** Begin RECORD SET **

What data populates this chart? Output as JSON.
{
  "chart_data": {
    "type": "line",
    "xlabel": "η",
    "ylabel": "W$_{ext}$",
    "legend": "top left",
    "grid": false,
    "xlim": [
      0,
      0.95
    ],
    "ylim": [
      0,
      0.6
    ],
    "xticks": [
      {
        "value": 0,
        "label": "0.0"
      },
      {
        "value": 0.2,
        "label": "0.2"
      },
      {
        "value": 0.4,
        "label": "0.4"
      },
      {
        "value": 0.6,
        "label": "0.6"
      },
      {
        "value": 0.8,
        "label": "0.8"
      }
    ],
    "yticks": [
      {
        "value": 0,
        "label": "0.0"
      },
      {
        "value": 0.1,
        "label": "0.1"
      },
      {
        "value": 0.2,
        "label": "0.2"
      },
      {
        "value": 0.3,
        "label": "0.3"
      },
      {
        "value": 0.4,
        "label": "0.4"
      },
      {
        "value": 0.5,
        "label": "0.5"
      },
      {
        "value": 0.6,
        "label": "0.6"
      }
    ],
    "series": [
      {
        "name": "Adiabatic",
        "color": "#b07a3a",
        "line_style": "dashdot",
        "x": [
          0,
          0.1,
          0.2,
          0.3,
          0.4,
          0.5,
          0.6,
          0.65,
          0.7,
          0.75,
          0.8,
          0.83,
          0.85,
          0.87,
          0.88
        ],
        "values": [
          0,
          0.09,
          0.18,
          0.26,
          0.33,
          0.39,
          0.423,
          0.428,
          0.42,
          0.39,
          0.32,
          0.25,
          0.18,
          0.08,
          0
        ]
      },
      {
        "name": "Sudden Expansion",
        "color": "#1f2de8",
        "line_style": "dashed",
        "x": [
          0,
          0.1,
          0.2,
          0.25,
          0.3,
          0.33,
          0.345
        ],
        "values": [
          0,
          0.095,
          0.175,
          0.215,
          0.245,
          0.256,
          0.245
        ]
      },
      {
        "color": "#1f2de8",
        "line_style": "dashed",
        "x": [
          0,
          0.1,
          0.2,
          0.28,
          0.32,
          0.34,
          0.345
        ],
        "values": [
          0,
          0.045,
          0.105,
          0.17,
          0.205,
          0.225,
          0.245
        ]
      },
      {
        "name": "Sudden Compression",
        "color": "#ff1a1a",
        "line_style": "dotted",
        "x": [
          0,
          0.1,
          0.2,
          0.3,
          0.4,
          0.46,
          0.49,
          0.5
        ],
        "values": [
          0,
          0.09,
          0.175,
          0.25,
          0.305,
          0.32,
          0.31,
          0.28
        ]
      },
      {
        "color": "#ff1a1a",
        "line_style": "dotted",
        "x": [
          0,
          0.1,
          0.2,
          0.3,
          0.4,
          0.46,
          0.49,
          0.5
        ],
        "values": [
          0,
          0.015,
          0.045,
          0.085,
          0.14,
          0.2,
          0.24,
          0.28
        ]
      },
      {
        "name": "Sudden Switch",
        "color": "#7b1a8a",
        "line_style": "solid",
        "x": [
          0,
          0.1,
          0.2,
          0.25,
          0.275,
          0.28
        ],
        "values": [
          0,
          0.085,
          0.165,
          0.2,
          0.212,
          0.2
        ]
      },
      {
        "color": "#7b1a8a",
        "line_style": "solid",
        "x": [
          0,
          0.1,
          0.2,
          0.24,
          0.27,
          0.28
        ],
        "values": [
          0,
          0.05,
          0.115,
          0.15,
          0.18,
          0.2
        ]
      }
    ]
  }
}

** End RECORD SET **

WHAT IS NEEDED
Using the listing above, reproduce each line without omission.

RESULT OF THE EXERCISE
What data populates this chart? Output as JSON.
{
  "chart_data": {
    "type": "line",
    "xlabel": "η",
    "ylabel": "W$_{ext}$",
    "legend": "top left",
    "grid": false,
    "xlim": [
      0,
      0.95
    ],
    "ylim": [
      0,
      0.6
    ],
    "xticks": [
      {
        "value": 0,
        "label": "0.0"
      },
      {
        "value": 0.2,
        "label": "0.2"
      },
      {
        "value": 0.4,
        "label": "0.4"
      },
      {
        "value": 0.6,
        "label": "0.6"
      },
      {
        "value": 0.8,
        "label": "0.8"
      }
    ],
    "yticks": [
      {
        "value": 0,
        "label": "0.0"
      },
      {
        "value": 0.1,
        "label": "0.1"
      },
      {
        "value": 0.2,
        "label": "0.2"
      },
      {
        "value": 0.3,
        "label": "0.3"
      },
      {
        "value": 0.4,
        "label": "0.4"
      },
      {
        "value": 0.5,
        "label": "0.5"
      },
      {
        "value": 0.6,
        "label": "0.6"
      }
    ],
    "series": [
      {
        "name": "Adiabatic",
        "color": "#b07a3a",
        "line_style": "dashdot",
        "x": [
          0,
          0.1,
          0.2,
          0.3,
          0.4,
          0.5,
          0.6,
          0.65,
          0.7,
          0.75,
          0.8,
          0.83,
          0.85,
          0.87,
          0.88
        ],
        "values": [
          0,
          0.09,
          0.18,
          0.26,
          0.33,
          0.39,
          0.423,
          0.428,
          0.42,
          0.39,
          0.32,
          0.25,
          0.18,
          0.08,
          0
        ]
      },
      {
        "name": "Sudden Expansion",
        "color": "#1f2de8",
        "line_style": "dashed",
        "x": [
          0,
          0.1,
          0.2,
          0.25,
          0.3,
          0.33,
          0.345
        ],
        "values": [
          0,
          0.095,
          0.175,
          0.215,
          0.245,
          0.256,
          0.245
        ]
      },
      {
        "color": "#1f2de8",
        "line_style": "dashed",
        "x": [
          0,
          0.1,
          0.2,
          0.28,
          0.32,
          0.34,
          0.345
        ],
        "values": [
          0,
          0.045,
          0.105,
          0.17,
          0.205,
          0.225,
          0.245
        ]
      },
      {
        "name": "Sudden Compression",
        "color": "#ff1a1a",
        "line_style": "dotted",
        "x": [
          0,
          0.1,
          0.2,
          0.3,
          0.4,
          0.46,
          0.49,
          0.5
        ],
        "values": [
          0,
          0.09,
          0.175,
          0.25,
          0.305,
          0.32,
          0.31,
          0.28
        ]
      },
      {
        "color": "#ff1a1a",
        "line_style": "dotted",
        "x": [
          0,
          0.1,
          0.2,
          0.3,
          0.4,
          0.46,
          0.49,
          0.5
        ],
        "values": [
          0,
          0.015,
          0.045,
          0.085,
          0.14,
          0.2,
          0.24,
          0.28
        ]
      },
      {
        "name": "Sudden Switch",
        "color": "#7b1a8a",
        "line_style": "solid",
        "x": [
          0,
          0.1,
          0.2,
          0.25,
          0.275,
          0.28
        ],
        "values": [
          0,
          0.085,
          0.165,
          0.2,
          0.212,
          0.2
        ]
      },
      {
        "color": "#7b1a8a",
        "line_style": "solid",
        "x": [
          0,
          0.1,
          0.2,
          0.24,
          0.27,
          0.28
        ],
        "values": [
          0,
          0.05,
          0.115,
          0.15,
          0.18,
          0.2
        ]
      }
    ]
  }
}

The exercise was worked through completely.